BEGIN TEXT SECTION

Collective Variables (CVs)

Collective Variables (CVs) are a set of coordinates that describe the macroscopic state of a system. They are used to reduce the complexity of molecular systems by focusing on the relevant degrees of freedom. Examples include the analysis of principal components (PCA), the distance between two atoms, angles, dihedrals, and more complex descriptors. Below are examples of commonly used CVs and their mathematical formulations.

Geometrically, PCA seeks the line (in the case of a single principal component) or hyperplane (in the case of multiple principal components) that best captures the distribution of the data in a high-dimensional space. The first principal component is the direction along which the projection of the data points has the largest variance. This direction corresponds to the eigenvector of the covariance matrix associated with the largest eigenvalue. The second principal component is orthogonal to the first and represents the direction of the next highest variance, corresponding to the eigenvector associated with the second largest eigenvalue, and so on.

END TEXT SECTION
BEGIN EXTRACTED MATERIAL

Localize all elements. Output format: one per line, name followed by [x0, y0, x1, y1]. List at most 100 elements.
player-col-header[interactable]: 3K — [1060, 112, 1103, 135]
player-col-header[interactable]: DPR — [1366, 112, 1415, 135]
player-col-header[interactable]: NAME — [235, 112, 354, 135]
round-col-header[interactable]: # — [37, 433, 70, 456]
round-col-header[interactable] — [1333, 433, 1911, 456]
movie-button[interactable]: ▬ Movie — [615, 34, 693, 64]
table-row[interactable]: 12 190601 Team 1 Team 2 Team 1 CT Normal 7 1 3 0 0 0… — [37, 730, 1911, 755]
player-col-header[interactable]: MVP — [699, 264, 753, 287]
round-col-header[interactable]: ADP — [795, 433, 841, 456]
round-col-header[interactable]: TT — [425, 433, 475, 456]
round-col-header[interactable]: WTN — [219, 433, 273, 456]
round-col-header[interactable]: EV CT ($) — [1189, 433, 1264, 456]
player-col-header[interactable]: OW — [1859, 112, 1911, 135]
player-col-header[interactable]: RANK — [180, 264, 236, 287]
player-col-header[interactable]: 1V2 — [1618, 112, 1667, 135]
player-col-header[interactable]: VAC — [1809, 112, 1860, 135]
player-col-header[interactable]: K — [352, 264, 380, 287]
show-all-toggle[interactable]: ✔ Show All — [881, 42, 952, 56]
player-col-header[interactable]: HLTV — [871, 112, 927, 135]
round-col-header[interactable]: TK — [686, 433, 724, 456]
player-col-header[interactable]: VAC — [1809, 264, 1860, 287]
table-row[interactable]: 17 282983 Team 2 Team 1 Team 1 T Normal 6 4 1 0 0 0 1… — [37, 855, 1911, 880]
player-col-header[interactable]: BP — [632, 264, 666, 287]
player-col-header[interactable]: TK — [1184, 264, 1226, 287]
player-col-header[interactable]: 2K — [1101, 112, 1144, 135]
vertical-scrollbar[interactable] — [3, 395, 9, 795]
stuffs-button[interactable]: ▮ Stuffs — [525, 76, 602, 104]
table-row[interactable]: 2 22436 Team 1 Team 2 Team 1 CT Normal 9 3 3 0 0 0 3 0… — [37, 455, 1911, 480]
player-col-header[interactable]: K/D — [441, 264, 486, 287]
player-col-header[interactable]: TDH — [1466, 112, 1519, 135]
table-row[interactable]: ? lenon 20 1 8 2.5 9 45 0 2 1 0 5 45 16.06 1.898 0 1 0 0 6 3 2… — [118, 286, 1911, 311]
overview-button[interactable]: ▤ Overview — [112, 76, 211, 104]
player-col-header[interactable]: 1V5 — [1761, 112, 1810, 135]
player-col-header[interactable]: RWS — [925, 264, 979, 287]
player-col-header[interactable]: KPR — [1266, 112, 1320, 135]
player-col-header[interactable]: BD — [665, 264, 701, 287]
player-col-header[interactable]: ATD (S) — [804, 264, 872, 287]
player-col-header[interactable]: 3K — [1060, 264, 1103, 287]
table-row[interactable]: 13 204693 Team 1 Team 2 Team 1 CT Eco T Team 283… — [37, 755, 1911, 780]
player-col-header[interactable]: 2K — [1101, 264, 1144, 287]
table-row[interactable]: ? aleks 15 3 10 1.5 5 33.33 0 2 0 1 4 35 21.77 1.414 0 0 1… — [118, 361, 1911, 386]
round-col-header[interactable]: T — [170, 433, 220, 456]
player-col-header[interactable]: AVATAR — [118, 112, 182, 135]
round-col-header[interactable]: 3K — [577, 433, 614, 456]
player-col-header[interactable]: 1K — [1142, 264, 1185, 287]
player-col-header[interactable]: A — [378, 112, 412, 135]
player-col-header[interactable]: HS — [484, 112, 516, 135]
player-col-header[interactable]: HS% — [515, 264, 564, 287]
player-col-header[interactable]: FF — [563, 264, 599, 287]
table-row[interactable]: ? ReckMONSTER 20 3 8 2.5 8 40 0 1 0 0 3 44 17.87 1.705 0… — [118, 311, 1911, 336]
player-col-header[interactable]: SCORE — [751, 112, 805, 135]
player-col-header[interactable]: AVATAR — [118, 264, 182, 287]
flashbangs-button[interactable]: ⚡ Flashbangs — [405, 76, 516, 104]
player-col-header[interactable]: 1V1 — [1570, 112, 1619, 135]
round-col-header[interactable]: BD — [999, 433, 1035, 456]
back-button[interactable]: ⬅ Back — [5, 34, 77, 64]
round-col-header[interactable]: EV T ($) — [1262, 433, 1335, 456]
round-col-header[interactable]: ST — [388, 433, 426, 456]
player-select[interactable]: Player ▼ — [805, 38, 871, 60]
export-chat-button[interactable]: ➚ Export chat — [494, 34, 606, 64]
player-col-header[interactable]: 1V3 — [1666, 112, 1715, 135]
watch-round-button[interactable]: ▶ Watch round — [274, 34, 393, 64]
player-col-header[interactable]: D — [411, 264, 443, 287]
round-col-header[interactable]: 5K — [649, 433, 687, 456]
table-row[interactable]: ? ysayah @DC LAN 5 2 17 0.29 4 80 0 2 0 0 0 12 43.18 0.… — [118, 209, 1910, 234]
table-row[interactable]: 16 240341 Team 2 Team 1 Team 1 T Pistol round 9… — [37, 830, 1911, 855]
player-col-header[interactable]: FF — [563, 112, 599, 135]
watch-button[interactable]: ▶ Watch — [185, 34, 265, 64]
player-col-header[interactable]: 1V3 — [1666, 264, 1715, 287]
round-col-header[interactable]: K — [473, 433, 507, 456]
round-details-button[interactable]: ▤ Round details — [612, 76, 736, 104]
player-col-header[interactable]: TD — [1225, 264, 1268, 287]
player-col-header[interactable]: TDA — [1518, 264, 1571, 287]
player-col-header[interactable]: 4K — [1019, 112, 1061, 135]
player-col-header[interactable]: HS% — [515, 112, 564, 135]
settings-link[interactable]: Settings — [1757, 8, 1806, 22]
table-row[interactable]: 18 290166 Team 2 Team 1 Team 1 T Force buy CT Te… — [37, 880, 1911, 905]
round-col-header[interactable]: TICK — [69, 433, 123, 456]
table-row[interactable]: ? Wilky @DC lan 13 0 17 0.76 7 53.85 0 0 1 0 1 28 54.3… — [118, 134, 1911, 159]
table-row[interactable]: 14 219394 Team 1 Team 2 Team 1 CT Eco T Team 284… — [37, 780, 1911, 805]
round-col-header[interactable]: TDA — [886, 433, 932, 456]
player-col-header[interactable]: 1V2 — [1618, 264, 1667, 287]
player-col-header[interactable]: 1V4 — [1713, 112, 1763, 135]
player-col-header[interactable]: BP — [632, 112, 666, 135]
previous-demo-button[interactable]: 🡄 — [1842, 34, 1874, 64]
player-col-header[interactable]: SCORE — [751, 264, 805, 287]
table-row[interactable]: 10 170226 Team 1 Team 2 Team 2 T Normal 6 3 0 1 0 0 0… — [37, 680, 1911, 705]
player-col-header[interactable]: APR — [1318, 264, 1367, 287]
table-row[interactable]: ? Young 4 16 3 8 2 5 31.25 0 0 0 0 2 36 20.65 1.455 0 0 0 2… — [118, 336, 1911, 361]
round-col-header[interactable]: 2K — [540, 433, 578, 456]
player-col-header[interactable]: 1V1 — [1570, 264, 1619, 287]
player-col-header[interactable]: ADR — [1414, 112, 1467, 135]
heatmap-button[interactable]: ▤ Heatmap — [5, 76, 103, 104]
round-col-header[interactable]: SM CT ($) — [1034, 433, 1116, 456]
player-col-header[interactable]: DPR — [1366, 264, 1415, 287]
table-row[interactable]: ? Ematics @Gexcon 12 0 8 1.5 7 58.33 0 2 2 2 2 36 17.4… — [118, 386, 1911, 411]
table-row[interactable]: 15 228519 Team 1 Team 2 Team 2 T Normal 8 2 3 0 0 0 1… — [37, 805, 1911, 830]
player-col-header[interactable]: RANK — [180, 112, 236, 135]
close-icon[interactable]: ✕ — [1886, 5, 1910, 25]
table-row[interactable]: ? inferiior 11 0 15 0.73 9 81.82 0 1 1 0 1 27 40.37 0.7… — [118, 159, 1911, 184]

END EXTRACTED MATERIAL

> YOUR TASKS:
1: Transcribe the collective variables text starting with "Collective Variables (CVs) are" and going on through "their mathematical formulations.".
2: Condense the paragraph of the collective variables text that begins "Geometrically, PCA seeks" into a short bulleted list that keeps its main facts.
3: According to the collective variables text, which eigenvector does the first principal component correspond to?

> ANSWERS PER TASK:
1:
Collective Variables (CVs) are a set of coordinates that describe the macroscopic state of a system. They are used to reduce the complexity of molecular systems by focusing on the relevant degrees of freedom. Examples include the analysis of principal components (PCA), the distance between two atoms, angles, dihedrals, and more complex descriptors. Below are examples of commonly used CVs and their mathematical formulations.

2:
- PCA finds the line (one principal component) or hyperplane (several components) that best captures how data is distributed in a high-dimensional space.
- First principal component: the direction in which the projected data has the largest variance. It is the eigenvector of the covariance matrix with the largest eigenvalue.
- Second principal component: orthogonal to the first, in the direction of the next highest variance. It is the eigenvector with the second largest eigenvalue.
- Later components follow the same pattern.

3: The eigenvector of the covariance matrix associated with the largest eigenvalue.